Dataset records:
+ + + + +
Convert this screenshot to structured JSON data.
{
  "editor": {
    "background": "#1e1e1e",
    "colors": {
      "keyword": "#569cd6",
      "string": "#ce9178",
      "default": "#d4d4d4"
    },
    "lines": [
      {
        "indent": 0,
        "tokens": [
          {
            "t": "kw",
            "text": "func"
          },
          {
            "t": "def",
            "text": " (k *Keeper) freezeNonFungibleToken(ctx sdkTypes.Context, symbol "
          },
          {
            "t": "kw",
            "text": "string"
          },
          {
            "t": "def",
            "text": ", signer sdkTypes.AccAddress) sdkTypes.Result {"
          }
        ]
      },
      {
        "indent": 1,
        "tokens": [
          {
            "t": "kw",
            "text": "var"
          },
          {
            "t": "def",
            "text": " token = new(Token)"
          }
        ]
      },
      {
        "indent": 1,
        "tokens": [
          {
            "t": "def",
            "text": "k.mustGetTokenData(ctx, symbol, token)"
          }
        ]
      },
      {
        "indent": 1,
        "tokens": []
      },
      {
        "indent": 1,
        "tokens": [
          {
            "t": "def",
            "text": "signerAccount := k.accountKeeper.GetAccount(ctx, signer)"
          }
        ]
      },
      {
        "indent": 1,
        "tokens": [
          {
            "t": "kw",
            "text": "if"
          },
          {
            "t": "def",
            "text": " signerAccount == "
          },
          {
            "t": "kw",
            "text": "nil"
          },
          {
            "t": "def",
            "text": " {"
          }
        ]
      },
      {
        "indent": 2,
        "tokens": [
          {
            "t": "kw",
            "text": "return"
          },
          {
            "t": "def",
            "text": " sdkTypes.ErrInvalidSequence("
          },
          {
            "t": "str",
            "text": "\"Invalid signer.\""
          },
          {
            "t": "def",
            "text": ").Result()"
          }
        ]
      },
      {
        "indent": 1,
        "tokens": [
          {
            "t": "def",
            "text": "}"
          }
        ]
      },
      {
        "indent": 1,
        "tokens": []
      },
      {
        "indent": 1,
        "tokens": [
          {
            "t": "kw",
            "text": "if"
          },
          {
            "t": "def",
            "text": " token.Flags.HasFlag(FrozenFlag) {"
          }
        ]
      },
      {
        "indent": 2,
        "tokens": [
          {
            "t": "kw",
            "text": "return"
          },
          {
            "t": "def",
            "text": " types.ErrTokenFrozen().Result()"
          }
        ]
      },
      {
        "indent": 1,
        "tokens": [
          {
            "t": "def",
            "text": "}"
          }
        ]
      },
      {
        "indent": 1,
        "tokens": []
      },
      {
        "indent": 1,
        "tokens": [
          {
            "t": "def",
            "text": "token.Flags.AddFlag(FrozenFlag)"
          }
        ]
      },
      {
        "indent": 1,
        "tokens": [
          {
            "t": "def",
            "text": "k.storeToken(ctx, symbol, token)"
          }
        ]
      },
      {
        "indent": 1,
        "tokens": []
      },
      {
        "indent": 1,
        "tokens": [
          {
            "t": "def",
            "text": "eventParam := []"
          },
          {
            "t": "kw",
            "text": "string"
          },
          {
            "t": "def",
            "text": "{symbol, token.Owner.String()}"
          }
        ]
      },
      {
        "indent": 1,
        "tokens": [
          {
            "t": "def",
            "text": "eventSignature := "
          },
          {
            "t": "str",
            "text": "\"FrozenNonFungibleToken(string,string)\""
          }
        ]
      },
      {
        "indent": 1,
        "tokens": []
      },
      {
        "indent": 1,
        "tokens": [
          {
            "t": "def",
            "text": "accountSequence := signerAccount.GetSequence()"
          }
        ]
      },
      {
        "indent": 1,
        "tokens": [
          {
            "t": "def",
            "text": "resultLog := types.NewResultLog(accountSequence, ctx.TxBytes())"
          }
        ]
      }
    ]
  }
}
+ + + + +
◆ Stated task:
Pick out each line in the material containing "Flags".

◆ Result:
            "text": " token.Flags.HasFlag(FrozenFlag) {"
            "text": "token.Flags.AddFlag(FrozenFlag)"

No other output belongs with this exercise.